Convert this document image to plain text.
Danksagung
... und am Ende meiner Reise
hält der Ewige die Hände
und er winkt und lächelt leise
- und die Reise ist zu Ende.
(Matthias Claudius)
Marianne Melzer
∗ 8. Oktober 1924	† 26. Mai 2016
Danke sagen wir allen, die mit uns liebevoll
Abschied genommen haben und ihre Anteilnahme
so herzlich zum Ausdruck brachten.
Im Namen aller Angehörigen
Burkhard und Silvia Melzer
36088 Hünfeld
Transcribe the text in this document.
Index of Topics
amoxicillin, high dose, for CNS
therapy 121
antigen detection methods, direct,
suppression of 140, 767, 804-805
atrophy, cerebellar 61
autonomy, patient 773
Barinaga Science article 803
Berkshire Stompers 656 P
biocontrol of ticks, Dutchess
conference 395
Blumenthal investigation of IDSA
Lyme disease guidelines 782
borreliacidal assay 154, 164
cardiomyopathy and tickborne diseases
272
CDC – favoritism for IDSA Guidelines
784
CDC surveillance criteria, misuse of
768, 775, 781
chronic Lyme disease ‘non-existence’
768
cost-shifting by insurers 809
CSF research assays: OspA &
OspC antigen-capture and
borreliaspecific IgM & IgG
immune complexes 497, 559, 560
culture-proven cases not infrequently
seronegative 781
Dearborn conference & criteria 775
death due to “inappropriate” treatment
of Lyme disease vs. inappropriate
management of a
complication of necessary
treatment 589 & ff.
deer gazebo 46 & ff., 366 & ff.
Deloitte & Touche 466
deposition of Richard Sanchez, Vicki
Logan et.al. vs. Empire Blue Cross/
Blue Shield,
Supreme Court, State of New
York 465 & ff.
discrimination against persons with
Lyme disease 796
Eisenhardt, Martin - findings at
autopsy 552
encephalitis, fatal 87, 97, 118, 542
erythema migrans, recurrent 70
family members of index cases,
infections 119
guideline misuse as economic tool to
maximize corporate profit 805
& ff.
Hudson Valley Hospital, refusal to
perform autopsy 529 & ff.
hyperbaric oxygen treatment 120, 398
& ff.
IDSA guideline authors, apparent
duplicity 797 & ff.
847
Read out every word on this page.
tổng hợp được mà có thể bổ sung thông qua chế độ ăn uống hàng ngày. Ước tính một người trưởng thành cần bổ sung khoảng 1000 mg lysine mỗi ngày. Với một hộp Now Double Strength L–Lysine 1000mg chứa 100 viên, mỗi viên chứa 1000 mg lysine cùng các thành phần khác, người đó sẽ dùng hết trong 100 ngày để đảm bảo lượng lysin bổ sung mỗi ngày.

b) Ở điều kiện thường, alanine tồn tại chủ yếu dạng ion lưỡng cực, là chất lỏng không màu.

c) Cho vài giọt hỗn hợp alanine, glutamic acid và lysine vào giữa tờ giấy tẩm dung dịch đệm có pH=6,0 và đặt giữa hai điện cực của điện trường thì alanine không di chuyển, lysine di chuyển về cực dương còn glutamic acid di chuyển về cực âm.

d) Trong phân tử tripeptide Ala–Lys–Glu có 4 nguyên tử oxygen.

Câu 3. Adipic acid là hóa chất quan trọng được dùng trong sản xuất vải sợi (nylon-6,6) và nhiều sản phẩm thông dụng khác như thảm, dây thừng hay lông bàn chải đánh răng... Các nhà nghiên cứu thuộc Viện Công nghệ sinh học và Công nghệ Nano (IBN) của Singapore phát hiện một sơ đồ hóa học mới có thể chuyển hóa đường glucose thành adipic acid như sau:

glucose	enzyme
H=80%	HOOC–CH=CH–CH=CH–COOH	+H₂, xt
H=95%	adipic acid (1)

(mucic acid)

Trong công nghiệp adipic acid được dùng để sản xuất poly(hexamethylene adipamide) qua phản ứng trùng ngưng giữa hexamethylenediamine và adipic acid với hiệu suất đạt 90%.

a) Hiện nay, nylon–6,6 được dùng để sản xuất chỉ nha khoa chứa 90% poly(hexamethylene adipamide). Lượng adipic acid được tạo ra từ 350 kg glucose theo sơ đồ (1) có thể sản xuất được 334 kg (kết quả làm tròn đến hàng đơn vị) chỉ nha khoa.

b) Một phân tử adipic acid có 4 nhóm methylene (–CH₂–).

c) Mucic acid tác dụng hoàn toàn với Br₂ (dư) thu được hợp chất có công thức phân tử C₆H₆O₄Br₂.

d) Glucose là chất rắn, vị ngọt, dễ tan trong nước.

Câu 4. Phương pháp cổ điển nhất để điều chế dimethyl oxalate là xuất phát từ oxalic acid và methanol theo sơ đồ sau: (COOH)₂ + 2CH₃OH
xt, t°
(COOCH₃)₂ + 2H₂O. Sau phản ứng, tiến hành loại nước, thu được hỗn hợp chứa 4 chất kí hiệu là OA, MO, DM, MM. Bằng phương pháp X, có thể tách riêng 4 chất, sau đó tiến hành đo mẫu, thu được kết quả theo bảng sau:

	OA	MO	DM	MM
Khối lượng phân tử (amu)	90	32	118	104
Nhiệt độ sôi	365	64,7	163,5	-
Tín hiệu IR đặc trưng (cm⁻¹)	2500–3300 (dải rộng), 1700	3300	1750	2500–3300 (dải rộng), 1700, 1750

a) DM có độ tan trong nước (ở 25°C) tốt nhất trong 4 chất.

-------------------------

◆ **PROBLEM TO WORK ON**
The lines you need are those with the word "criteria"; list them from the entries.

◆ **ANSWER BOX**
CDC surveillance criteria, misuse of
Dearborn conference & criteria 775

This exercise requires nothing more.